* Start EXTRACTED INFORMATION *

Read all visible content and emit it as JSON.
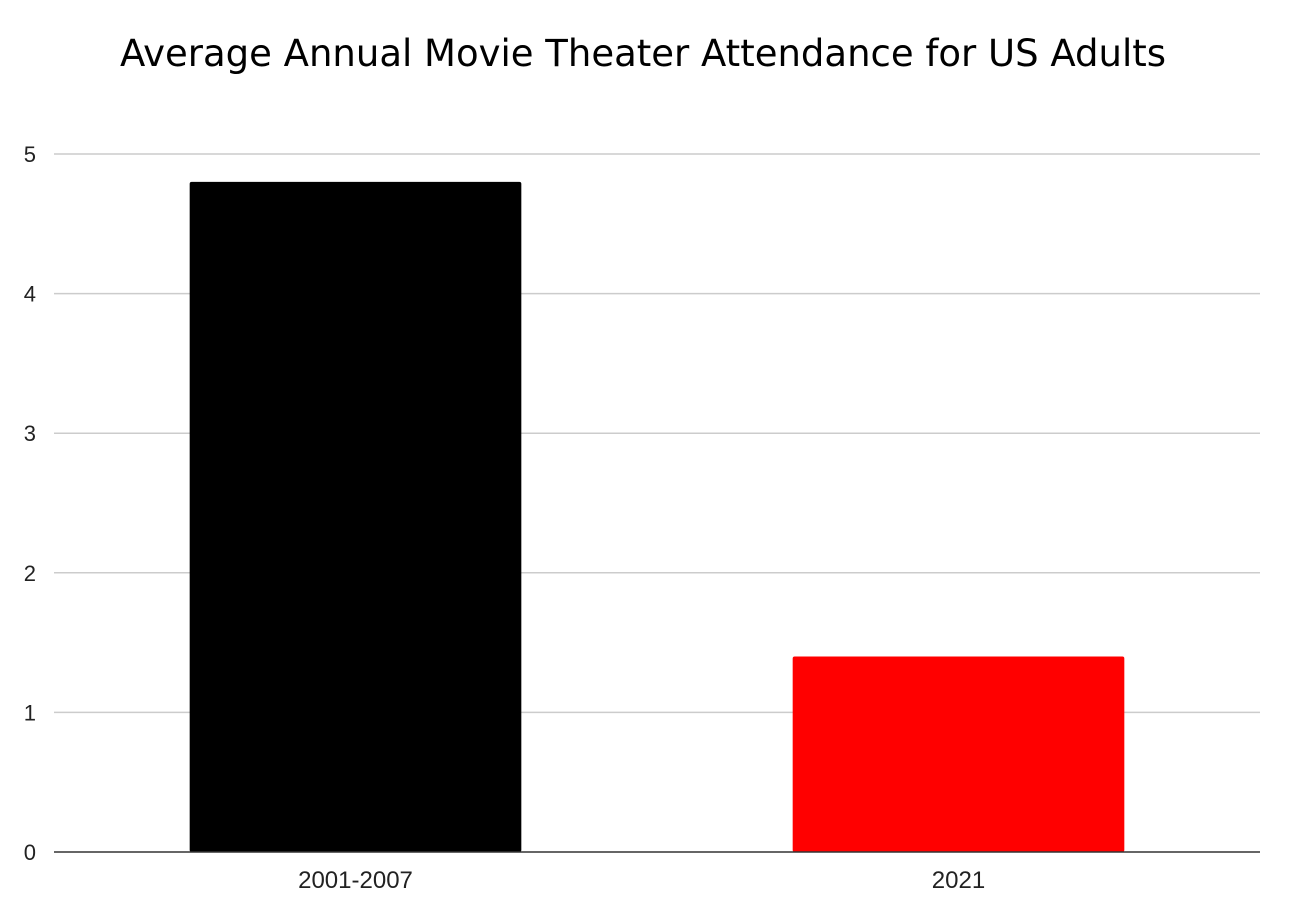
{
  "chart_data": {
    "type": "bar",
    "title": "Average Annual Movie Theater Attendance for US Adults",
    "xlabel": "",
    "ylabel": "",
    "categories": [
      "2001-2007",
      "2021"
    ],
    "values": [
      4.8,
      1.4
    ],
    "colors": [
      "#000000",
      "#ff0000"
    ],
    "ylim": [
      0,
      5
    ],
    "yticks": [
      0,
      1,
      2,
      3,
      4,
      5
    ],
    "grid": true,
    "legend": "none"
  }
}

* End EXTRACTED INFORMATION *

## [GOAL OF THE EXERCISE]
Exactly as written, return every line of the listing, but not the pictures.

## [RESPONSE BELOW]
Read all visible content and emit it as JSON.
{
  "chart_data": {
    "type": "bar",
    "title": "Average Annual Movie Theater Attendance for US Adults",
    "xlabel": "",
    "ylabel": "",
    "categories": [
      "2001-2007",
      "2021"
    ],
    "values": [
      4.8,
      1.4
    ],
    "colors": [
      "#000000",
      "#ff0000"
    ],
    "ylim": [
      0,
      5
    ],
    "yticks": [
      0,
      1,
      2,
      3,
      4,
      5
    ],
    "grid": true,
    "legend": "none"
  }
}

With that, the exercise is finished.